# START OF Records shown

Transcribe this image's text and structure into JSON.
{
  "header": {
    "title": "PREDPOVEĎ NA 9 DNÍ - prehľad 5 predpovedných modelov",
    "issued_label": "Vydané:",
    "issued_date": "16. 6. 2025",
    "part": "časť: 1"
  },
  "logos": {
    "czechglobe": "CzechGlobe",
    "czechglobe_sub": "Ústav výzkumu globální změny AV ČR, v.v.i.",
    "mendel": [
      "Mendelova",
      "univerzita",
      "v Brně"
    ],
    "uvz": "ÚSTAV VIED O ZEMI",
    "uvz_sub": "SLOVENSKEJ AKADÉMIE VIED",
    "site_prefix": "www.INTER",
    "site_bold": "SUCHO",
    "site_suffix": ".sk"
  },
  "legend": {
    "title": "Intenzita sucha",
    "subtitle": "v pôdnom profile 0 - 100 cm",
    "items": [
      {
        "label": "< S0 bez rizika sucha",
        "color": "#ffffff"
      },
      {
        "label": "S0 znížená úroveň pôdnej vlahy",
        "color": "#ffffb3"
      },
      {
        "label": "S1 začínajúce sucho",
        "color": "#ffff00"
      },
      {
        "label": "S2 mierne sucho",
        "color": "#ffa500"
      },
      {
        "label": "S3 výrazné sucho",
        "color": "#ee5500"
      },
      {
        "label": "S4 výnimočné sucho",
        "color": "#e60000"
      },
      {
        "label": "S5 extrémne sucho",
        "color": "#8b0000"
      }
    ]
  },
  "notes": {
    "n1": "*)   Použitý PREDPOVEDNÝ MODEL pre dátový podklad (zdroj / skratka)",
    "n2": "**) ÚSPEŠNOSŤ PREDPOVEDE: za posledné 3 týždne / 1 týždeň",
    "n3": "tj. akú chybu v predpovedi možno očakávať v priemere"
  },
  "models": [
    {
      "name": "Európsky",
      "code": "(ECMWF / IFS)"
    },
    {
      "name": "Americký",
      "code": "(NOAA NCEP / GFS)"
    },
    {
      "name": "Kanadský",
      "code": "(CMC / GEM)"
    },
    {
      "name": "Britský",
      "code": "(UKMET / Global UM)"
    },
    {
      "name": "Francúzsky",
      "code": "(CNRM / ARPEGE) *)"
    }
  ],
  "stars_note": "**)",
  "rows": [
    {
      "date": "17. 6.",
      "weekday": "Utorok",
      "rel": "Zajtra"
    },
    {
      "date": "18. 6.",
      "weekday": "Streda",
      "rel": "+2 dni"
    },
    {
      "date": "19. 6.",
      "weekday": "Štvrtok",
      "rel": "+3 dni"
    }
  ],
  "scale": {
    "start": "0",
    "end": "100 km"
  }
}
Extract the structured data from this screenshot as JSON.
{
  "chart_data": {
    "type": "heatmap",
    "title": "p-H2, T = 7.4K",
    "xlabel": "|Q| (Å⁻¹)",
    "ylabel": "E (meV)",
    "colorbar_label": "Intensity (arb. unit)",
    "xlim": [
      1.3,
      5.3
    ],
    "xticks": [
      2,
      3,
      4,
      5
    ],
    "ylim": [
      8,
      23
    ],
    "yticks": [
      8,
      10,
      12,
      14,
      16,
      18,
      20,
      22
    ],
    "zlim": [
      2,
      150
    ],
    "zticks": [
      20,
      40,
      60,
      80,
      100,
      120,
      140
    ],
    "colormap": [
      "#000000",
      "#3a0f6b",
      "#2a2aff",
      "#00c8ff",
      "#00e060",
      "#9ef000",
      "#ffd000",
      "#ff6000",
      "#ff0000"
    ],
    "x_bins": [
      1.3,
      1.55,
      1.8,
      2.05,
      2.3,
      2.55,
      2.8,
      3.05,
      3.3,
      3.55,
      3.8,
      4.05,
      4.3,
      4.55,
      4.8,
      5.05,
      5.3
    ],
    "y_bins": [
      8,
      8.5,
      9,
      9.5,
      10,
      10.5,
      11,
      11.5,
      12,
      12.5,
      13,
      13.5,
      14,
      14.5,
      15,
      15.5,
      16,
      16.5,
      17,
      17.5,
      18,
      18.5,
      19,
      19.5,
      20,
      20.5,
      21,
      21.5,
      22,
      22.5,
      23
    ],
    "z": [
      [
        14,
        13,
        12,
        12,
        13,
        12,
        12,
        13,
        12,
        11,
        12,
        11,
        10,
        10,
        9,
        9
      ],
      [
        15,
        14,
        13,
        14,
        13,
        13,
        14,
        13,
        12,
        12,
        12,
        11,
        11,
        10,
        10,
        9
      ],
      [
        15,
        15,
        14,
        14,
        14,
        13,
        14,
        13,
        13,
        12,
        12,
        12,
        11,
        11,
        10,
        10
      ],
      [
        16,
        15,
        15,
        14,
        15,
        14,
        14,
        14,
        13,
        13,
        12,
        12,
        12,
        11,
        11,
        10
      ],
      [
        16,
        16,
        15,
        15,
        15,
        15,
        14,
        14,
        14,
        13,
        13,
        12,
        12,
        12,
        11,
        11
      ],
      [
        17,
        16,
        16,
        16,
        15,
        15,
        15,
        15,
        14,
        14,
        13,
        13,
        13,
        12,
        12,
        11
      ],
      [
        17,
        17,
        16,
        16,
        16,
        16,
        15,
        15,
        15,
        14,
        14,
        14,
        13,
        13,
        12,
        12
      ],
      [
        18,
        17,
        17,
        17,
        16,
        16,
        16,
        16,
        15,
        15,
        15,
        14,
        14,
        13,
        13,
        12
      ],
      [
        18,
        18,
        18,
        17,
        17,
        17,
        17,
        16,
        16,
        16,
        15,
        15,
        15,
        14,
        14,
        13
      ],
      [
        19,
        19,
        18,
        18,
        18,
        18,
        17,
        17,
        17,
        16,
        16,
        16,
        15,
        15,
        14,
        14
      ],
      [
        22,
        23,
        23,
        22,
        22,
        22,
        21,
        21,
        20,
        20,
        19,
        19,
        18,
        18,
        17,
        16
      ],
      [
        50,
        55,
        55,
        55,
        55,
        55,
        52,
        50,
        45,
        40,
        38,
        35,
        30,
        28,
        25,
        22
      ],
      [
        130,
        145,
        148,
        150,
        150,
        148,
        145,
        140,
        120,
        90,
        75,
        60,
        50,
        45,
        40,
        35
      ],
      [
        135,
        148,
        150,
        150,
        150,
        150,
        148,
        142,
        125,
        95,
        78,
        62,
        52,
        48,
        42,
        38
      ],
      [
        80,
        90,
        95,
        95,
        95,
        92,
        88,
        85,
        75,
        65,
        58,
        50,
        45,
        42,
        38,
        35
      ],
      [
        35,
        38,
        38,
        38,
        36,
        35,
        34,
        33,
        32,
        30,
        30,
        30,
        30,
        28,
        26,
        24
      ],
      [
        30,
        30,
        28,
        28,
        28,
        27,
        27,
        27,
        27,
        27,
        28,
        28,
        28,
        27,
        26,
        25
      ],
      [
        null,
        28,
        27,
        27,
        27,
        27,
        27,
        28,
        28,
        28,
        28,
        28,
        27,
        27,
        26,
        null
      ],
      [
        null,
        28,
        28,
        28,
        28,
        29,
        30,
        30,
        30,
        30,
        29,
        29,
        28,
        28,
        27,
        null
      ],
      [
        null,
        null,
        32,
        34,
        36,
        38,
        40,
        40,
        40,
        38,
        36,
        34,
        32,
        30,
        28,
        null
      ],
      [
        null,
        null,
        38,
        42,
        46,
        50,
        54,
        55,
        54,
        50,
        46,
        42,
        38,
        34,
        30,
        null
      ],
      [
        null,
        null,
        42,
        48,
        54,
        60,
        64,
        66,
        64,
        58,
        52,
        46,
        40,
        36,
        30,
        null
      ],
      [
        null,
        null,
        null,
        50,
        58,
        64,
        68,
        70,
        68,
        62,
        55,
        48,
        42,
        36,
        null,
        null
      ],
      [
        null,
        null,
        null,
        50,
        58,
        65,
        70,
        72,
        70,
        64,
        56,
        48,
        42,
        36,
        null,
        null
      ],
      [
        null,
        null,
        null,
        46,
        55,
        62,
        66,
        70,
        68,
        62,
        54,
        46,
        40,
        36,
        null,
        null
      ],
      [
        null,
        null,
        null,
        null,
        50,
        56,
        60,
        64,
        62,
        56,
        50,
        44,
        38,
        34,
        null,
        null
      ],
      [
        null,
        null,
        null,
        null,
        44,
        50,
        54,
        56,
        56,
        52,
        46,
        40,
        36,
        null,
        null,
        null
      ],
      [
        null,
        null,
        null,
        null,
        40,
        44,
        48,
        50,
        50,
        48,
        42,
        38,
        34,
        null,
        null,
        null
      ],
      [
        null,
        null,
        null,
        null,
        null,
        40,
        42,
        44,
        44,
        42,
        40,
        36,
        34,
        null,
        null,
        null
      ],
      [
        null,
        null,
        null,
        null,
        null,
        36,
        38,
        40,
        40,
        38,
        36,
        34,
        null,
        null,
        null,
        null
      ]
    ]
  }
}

# END OF Records shown

● **What is expected**
From the listing above, return each line with the word "JSON".

● **Task solution**
Transcribe this image's text and structure into JSON.
Extract the structured data from this screenshot as JSON.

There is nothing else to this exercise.